Short task: Output every entry exactly as given.

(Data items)
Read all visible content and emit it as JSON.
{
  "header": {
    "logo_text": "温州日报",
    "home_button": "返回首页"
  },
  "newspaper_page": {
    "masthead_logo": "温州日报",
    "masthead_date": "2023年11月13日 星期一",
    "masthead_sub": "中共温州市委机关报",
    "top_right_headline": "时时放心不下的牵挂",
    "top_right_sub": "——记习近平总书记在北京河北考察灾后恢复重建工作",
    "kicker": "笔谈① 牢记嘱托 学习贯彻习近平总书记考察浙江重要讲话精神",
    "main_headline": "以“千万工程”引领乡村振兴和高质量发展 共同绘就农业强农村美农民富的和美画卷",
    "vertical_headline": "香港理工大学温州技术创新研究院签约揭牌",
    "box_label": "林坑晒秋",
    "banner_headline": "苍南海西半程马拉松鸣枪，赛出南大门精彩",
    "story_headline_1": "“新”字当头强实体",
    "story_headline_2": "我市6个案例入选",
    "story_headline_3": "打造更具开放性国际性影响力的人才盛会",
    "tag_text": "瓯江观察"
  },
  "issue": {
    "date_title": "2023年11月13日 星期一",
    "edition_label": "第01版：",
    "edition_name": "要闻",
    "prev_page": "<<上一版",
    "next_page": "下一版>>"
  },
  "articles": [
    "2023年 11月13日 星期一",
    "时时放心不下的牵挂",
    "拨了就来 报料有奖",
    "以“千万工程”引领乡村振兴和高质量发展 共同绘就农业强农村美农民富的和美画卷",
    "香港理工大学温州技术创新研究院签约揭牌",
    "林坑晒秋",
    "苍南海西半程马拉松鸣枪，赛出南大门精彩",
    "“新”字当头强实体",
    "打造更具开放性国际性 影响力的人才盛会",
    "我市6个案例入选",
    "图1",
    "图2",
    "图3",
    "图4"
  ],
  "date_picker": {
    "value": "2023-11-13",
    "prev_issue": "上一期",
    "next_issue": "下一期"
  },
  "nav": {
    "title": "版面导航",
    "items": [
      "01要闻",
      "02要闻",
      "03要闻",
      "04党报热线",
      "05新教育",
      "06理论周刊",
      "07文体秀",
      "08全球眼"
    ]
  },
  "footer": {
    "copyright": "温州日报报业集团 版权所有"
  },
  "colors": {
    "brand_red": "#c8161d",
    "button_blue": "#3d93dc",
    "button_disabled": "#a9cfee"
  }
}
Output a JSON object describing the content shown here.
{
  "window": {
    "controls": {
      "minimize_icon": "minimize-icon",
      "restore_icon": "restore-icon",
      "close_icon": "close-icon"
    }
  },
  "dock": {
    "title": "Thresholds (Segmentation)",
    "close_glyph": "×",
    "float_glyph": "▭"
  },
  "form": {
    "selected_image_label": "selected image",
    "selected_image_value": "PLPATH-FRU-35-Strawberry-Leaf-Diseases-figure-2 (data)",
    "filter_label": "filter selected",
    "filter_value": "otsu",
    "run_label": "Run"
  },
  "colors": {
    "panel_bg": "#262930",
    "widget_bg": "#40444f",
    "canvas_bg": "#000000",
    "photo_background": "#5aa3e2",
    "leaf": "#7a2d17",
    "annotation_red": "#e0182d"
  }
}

Complete output:
Read all visible content and emit it as JSON.
{
  "header": {
    "logo_text": "温州日报",
    "home_button": "返回首页"
  },
  "newspaper_page": {
    "masthead_logo": "温州日报",
    "masthead_date": "2023年11月13日 星期一",
    "masthead_sub": "中共温州市委机关报",
    "top_right_headline": "时时放心不下的牵挂",
    "top_right_sub": "——记习近平总书记在北京河北考察灾后恢复重建工作",
    "kicker": "笔谈① 牢记嘱托 学习贯彻习近平总书记考察浙江重要讲话精神",
    "main_headline": "以“千万工程”引领乡村振兴和高质量发展 共同绘就农业强农村美农民富的和美画卷",
    "vertical_headline": "香港理工大学温州技术创新研究院签约揭牌",
    "box_label": "林坑晒秋",
    "banner_headline": "苍南海西半程马拉松鸣枪，赛出南大门精彩",
    "story_headline_1": "“新”字当头强实体",
    "story_headline_2": "我市6个案例入选",
    "story_headline_3": "打造更具开放性国际性影响力的人才盛会",
    "tag_text": "瓯江观察"
  },
  "issue": {
    "date_title": "2023年11月13日 星期一",
    "edition_label": "第01版：",
    "edition_name": "要闻",
    "prev_page": "<<上一版",
    "next_page": "下一版>>"
  },
  "articles": [
    "2023年 11月13日 星期一",
    "时时放心不下的牵挂",
    "拨了就来 报料有奖",
    "以“千万工程”引领乡村振兴和高质量发展 共同绘就农业强农村美农民富的和美画卷",
    "香港理工大学温州技术创新研究院签约揭牌",
    "林坑晒秋",
    "苍南海西半程马拉松鸣枪，赛出南大门精彩",
    "“新”字当头强实体",
    "打造更具开放性国际性 影响力的人才盛会",
    "我市6个案例入选",
    "图1",
    "图2",
    "图3",
    "图4"
  ],
  "date_picker": {
    "value": "2023-11-13",
    "prev_issue": "上一期",
    "next_issue": "下一期"
  },
  "nav": {
    "title": "版面导航",
    "items": [
      "01要闻",
      "02要闻",
      "03要闻",
      "04党报热线",
      "05新教育",
      "06理论周刊",
      "07文体秀",
      "08全球眼"
    ]
  },
  "footer": {
    "copyright": "温州日报报业集团 版权所有"
  },
  "colors": {
    "brand_red": "#c8161d",
    "button_blue": "#3d93dc",
    "button_disabled": "#a9cfee"
  }
}
Output a JSON object describing the content shown here.
{
  "window": {
    "controls": {
      "minimize_icon": "minimize-icon",
      "restore_icon": "restore-icon",
      "close_icon": "close-icon"
    }
  },
  "dock": {
    "title": "Thresholds (Segmentation)",
    "close_glyph": "×",
    "float_glyph": "▭"
  },
  "form": {
    "selected_image_label": "selected image",
    "selected_image_value": "PLPATH-FRU-35-Strawberry-Leaf-Diseases-figure-2 (data)",
    "filter_label": "filter selected",
    "filter_value": "otsu",
    "run_label": "Run"
  },
  "colors": {
    "panel_bg": "#262930",
    "widget_bg": "#40444f",
    "canvas_bg": "#000000",
    "photo_background": "#5aa3e2",
    "leaf": "#7a2d17",
    "annotation_red": "#e0182d"
  }
}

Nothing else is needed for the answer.